Directive:
Can you pull out each line of the data below that includes the word "other"?

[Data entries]
########

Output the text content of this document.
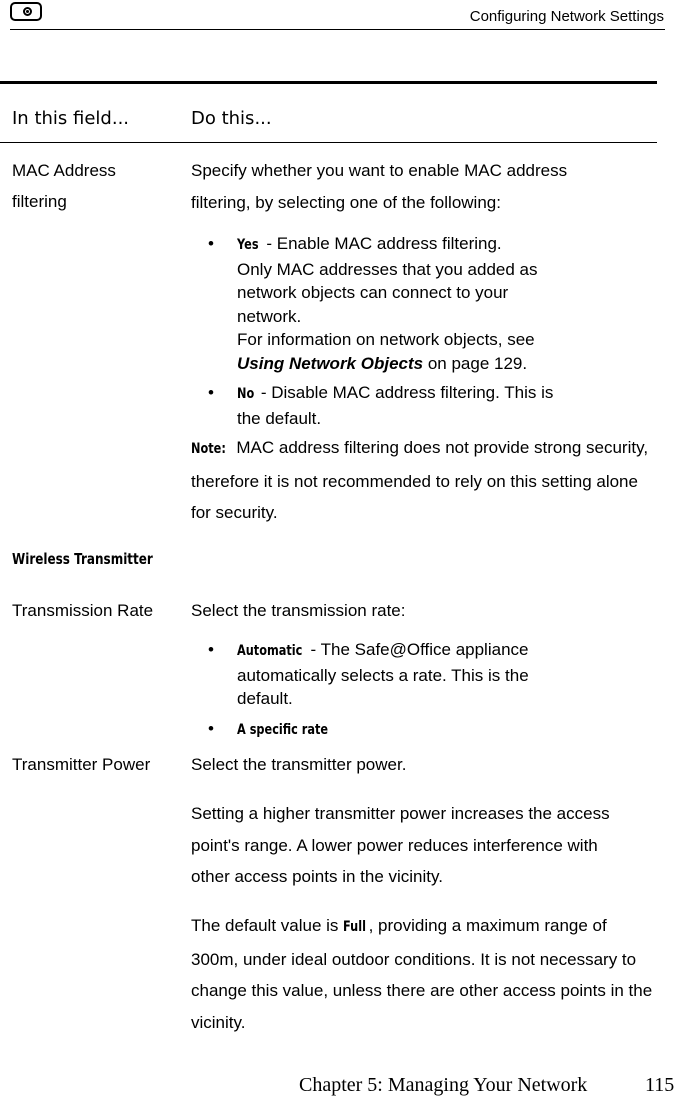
Configuring Network Settings
In this field...	Do this...

MAC Address

filtering

Specify whether you want to enable MAC address filtering, by selecting one of the following:
• Yes - Enable MAC address filtering.
Only MAC addresses that you added as network objects can connect to your network.
For information on network objects, see
Using Network Objects on page 129.
• No - Disable MAC address filtering. This is the default.
Note: MAC address filtering does not provide strong security, therefore it is not recommended to rely on this setting alone for security.
Wireless Transmitter
Transmission Rate Select the transmission rate:
• Automatic - The Safe@Office appliance automatically selects a rate. This is the default.
• A specific rate
Transmitter Power Select the transmitter power.
Setting a higher transmitter power increases the access point's range. A lower power reduces interference with other access points in the vicinity.
The default value is Full , providing a maximum range of 300m, under ideal outdoor conditions. It is not necessary to change this value, unless there are other access points in the vicinity.
Chapter 5: Managing Your Network	115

########

Solution below:
Setting a higher transmitter power increases the access point's range. A lower power reduces interference with other access points in the vicinity.
The default value is Full , providing a maximum range of 300m, under ideal outdoor conditions. It is not necessary to change this value, unless there are other access points in the vicinity.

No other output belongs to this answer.